#### Directions
Take the data that follows and retype it word for word.

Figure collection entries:
** BEGIN **
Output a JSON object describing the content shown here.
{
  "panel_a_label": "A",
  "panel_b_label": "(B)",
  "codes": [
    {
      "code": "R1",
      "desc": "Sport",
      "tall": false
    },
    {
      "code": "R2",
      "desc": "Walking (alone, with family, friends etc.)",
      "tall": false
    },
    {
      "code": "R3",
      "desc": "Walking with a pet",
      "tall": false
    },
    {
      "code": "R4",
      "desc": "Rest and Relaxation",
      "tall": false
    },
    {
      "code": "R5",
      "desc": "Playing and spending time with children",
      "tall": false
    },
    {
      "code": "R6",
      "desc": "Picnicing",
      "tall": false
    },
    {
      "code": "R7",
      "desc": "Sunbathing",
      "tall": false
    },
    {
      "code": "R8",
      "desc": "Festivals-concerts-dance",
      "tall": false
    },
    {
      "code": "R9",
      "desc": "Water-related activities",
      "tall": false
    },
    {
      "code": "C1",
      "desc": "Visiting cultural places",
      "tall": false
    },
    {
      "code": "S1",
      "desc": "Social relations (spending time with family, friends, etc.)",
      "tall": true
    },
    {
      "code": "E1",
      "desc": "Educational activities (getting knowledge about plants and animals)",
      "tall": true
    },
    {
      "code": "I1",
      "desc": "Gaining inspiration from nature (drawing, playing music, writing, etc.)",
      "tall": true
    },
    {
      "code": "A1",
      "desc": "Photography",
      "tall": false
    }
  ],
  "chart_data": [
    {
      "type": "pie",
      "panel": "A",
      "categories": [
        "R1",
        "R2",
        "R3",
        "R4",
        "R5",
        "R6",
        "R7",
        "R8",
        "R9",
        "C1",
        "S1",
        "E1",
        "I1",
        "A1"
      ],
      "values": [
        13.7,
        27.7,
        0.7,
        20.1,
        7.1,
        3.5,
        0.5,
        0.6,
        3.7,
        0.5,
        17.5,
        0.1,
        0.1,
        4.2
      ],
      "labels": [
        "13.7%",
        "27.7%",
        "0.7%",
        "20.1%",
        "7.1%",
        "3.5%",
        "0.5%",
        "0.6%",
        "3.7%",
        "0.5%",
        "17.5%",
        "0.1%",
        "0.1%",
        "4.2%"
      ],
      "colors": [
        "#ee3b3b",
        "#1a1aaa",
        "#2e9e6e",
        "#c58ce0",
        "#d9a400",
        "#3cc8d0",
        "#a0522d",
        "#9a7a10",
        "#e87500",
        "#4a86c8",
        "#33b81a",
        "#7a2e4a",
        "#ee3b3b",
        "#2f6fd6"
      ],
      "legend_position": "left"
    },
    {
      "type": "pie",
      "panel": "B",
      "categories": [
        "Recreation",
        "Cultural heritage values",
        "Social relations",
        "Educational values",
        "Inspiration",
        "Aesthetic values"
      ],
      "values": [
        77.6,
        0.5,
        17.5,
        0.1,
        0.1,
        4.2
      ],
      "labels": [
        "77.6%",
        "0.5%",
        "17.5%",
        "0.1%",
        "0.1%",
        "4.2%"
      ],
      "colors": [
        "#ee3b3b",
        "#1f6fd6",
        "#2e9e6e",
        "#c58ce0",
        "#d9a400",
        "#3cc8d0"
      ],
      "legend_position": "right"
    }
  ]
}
** END **
#### Solution for this task
Output a JSON object describing the content shown here.
{
  "panel_a_label": "A",
  "panel_b_label": "(B)",
  "codes": [
    {
      "code": "R1",
      "desc": "Sport",
      "tall": false
    },
    {
      "code": "R2",
      "desc": "Walking (alone, with family, friends etc.)",
      "tall": false
    },
    {
      "code": "R3",
      "desc": "Walking with a pet",
      "tall": false
    },
    {
      "code": "R4",
      "desc": "Rest and Relaxation",
      "tall": false
    },
    {
      "code": "R5",
      "desc": "Playing and spending time with children",
      "tall": false
    },
    {
      "code": "R6",
      "desc": "Picnicing",
      "tall": false
    },
    {
      "code": "R7",
      "desc": "Sunbathing",
      "tall": false
    },
    {
      "code": "R8",
      "desc": "Festivals-concerts-dance",
      "tall": false
    },
    {
      "code": "R9",
      "desc": "Water-related activities",
      "tall": false
    },
    {
      "code": "C1",
      "desc": "Visiting cultural places",
      "tall": false
    },
    {
      "code": "S1",
      "desc": "Social relations (spending time with family, friends, etc.)",
      "tall": true
    },
    {
      "code": "E1",
      "desc": "Educational activities (getting knowledge about plants and animals)",
      "tall": true
    },
    {
      "code": "I1",
      "desc": "Gaining inspiration from nature (drawing, playing music, writing, etc.)",
      "tall": true
    },
    {
      "code": "A1",
      "desc": "Photography",
      "tall": false
    }
  ],
  "chart_data": [
    {
      "type": "pie",
      "panel": "A",
      "categories": [
        "R1",
        "R2",
        "R3",
        "R4",
        "R5",
        "R6",
        "R7",
        "R8",
        "R9",
        "C1",
        "S1",
        "E1",
        "I1",
        "A1"
      ],
      "values": [
        13.7,
        27.7,
        0.7,
        20.1,
        7.1,
        3.5,
        0.5,
        0.6,
        3.7,
        0.5,
        17.5,
        0.1,
        0.1,
        4.2
      ],
      "labels": [
        "13.7%",
        "27.7%",
        "0.7%",
        "20.1%",
        "7.1%",
        "3.5%",
        "0.5%",
        "0.6%",
        "3.7%",
        "0.5%",
        "17.5%",
        "0.1%",
        "0.1%",
        "4.2%"
      ],
      "colors": [
        "#ee3b3b",
        "#1a1aaa",
        "#2e9e6e",
        "#c58ce0",
        "#d9a400",
        "#3cc8d0",
        "#a0522d",
        "#9a7a10",
        "#e87500",
        "#4a86c8",
        "#33b81a",
        "#7a2e4a",
        "#ee3b3b",
        "#2f6fd6"
      ],
      "legend_position": "left"
    },
    {
      "type": "pie",
      "panel": "B",
      "categories": [
        "Recreation",
        "Cultural heritage values",
        "Social relations",
        "Educational values",
        "Inspiration",
        "Aesthetic values"
      ],
      "values": [
        77.6,
        0.5,
        17.5,
        0.1,
        0.1,
        4.2
      ],
      "labels": [
        "77.6%",
        "0.5%",
        "17.5%",
        "0.1%",
        "0.1%",
        "4.2%"
      ],
      "colors": [
        "#ee3b3b",
        "#1f6fd6",
        "#2e9e6e",
        "#c58ce0",
        "#d9a400",
        "#3cc8d0"
      ],
      "legend_position": "right"
    }
  ]
}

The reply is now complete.